Return each line of the listing that contains the string "Сокращения".

--- Begin Source material ---

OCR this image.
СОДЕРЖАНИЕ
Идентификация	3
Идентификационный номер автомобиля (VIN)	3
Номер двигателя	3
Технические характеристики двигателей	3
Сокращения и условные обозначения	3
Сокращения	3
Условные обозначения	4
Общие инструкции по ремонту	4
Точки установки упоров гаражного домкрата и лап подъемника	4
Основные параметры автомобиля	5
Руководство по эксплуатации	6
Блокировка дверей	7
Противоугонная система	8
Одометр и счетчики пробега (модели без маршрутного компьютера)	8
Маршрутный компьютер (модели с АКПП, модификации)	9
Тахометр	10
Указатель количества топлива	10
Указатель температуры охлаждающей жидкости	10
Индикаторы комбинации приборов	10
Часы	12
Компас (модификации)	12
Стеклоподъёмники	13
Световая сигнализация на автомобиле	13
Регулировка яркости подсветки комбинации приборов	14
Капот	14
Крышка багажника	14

--- End Source material ---

-- Exercise output --
Сокращения и условные обозначения	3
Сокращения	3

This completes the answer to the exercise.